§ **Supplied passage**

-- -- --

Warren Spahn

Warren Spahn is one of the most underappreciated pitchers in Major League Baseball history.

Spahn won more games [373] than any left-hander ever to play in the big leagues and is the winningest pitcher of the live-ball [post-1920] era.  He won 20 games or more in 13 seasons, including 21 at age 40 and 23 when he was 42—which are all records.  A 17-time All-Star, Spahn threw more innings [5,246] than any southpaw ever to play the game.  A thinking man’s pitcher, Spahn was superb at mixing his fastball with several off-speed pitches.  “A pitcher needs two pitches,” he believed.  “One they’re looking for and one to cross them up.”  Throughout his career, Spahn got stronger as the season progressed, posting a career winning percentage of .676 in the final three months of the year, .130 higher than in the first half of the campaign.  He also improved as he aged, leading the league in complete games from 1957 [when he was 36] to 1963, when he went 23-7 with a 2.60 ERA at age 42.

The fifth-winningest pitcher of all-time and arguably the greatest southpaw in history also hit 35 career home runs.  Only one pitcher, Wes Ferrell, has more, with 36.  A star on the diamond, Spahn was also a hero on the battlefield.  After making his major league debut in the summer of 1942, he joined the U.S. Army after the season and served four years.  Spahn fought in the Battle of the Bulge and participated in taking the Bridge at Remagen, a battle that marked the end of World War II.  He was awarded a Bronze Star, Purple Heart, and Presidential Citation.  After earning a battlefield promotion from staff sergeant to second lieutenant, Spahn returned from his tour of duty as the most decorated ballplayer in World War II.

Born in Buffalo, New York, on April 1, 1921, Warren Edward Spahn grew up in the city’s blue-collar East End district.  The fifth of six children and older of two sons born to Mabel and Ed, his mother was a homemaker and father a wallpaper salesman.  Ed Spahn had been a semi-pro baseball player but, at 5’7” and 130 pounds, was too small to dream of a big league career.  Ed Spahn taught the game to Warren, who was the best athlete in the family, instilling the sound pitching mechanics that led his son to a long, injury-free career.  Father and son attended Buffalo Bison minor league games together and, in 1934, were teammates on a Lake City Athletic Club baseball squad.  Warren Spahn attended South Park High School, where he pitched the baseball team to two city championships.  He was undefeated as an upperclassman and threw a no-hitter in his senior season.

-- -- --

§ **Work instructions**
1. In the Warren Spahn profile, how many career home runs did Spahn hit?
2. Write the next part of the Warren Spahn profile, picking up after its final sentence.

-- -- --

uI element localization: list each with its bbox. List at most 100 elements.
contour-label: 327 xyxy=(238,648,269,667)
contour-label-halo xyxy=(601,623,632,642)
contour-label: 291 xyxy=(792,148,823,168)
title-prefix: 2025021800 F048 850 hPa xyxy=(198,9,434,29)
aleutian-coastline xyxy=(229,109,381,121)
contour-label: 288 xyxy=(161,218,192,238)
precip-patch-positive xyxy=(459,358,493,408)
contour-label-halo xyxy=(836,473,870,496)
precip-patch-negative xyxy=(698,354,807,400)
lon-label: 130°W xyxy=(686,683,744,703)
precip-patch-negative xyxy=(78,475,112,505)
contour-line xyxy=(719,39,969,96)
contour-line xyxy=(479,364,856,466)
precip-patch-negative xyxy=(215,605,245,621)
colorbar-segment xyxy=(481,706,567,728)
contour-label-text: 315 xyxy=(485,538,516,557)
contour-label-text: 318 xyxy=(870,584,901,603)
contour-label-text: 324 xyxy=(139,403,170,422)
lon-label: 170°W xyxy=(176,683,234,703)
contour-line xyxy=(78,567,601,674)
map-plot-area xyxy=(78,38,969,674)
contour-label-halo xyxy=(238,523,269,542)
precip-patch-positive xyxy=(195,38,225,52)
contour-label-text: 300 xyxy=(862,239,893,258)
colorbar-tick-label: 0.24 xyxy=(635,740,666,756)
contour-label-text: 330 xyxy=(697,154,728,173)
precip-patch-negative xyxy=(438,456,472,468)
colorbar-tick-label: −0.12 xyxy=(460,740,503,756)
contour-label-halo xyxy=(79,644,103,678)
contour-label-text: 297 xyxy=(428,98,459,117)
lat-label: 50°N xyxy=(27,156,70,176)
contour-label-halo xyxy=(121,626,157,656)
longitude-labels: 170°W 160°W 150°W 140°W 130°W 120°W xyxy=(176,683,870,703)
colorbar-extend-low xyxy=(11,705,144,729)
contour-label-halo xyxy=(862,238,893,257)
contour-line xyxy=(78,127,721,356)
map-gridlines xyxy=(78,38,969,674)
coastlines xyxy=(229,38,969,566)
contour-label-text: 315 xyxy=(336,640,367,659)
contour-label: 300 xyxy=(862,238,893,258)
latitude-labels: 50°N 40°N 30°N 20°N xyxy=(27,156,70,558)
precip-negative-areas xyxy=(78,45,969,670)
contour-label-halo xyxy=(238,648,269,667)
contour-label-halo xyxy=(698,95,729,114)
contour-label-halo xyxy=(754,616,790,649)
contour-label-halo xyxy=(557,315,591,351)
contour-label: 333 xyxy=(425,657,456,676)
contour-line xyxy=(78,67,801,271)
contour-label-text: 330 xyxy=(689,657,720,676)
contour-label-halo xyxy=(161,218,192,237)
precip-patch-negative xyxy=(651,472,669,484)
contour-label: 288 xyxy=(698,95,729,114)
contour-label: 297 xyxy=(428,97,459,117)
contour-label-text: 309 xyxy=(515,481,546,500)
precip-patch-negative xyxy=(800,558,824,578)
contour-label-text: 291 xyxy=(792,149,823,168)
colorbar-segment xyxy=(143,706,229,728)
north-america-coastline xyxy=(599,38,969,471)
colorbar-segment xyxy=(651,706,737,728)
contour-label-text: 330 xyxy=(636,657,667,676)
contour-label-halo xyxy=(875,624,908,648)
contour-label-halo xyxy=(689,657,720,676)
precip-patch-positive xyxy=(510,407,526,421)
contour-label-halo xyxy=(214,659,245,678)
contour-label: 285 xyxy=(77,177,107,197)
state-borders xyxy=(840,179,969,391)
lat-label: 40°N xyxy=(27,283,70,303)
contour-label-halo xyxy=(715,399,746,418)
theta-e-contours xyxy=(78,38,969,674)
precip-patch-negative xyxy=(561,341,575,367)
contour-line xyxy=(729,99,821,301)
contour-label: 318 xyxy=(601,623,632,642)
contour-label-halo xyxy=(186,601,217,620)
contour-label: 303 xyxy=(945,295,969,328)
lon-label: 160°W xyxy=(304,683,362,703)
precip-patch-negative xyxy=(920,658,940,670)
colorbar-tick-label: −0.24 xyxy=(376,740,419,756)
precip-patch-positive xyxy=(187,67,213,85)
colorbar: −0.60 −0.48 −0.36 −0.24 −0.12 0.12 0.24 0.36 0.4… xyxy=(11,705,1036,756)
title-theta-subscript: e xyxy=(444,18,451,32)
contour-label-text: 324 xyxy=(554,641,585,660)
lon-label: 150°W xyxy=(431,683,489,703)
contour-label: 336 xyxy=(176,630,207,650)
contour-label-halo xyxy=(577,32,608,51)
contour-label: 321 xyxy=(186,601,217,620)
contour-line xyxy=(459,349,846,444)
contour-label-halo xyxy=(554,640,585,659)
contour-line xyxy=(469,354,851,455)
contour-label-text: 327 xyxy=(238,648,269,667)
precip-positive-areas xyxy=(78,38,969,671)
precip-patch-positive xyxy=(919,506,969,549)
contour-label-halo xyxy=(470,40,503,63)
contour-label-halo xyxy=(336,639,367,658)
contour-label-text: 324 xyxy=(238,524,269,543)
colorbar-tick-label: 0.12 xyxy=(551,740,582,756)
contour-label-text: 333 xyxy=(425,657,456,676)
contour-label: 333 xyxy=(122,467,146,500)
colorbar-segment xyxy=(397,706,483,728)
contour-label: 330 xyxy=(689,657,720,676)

-- -- --

§ **Results of the exercise**
1. 35

2.
Spahn was signed by the Boston Bees [later Braves] out of high school for $80 a month and assigned to their Class-D PONY League affiliate in Bradford, Pennsylvania, in 1940.  He spent the following year in Evansville, where he led the Illinois-Indiana-Iowa League in wins, shutouts, and ERA while tossing three one-hitters.  Spahn made his big league debut in 1942.  He appeared in four games, pitching 15.2 innings for Casey Stengel’s [Daily Dose, 4/11/16] Boston Braves.  When the season ended in October, he joined the Army.

The 25-year-old Spahn was discharged from the Army and returned to the Braves for the 1946 season, when he won eight games.  The following year, he went 21-10 and was named to his first All-Star team.  After an incredible stretch run in which Spahn and ace right-hander Johnny Sain pitched Boston to the 1948 pennant, Boston Globe sports editor Gerry Hurn wrote in his column:

First we’ll use Spahn, then we’ll use Sain

Then an off day, followed by rain

Back will come Spahn, followed by Sain

And followed, we hope, by two days of rain.

The Braves moved to Milwaukee in 1953 and, four years later, beat the New York Yankees in the World Series.  After going 21-11, Spahn earned the 1957 Cy Young Award [Daily Dose, 7/6/16] as the best pitcher in baseball.  Milwaukee repeated as NL champs in 1958 but lost to the Yankees in a World Series rematch.  Spahn threw his first no-hitter in September 1960, when he was 39.  He pitched a second one the following year.

On July 3, 1963, Warren Spahn and Juan Marichal locked horns in one of baseball’s most storied pitching duels.  The 42-year-old Spahn was in his 19th season, while the 25-year-old Marichal was in the fourth campaign of his hall-of-fame career.  In what has been called “The Greatest Game Ever Pitched,” both hurlers tossed shutouts through 15 innings.  In the bottom of the 16th, Willie Mays [Daily Dose, 8/17/15] hit a solo shot off Spahn—only the ninth hit he had surrendered all game–for a walk-off home run and 1-0 Giants victory.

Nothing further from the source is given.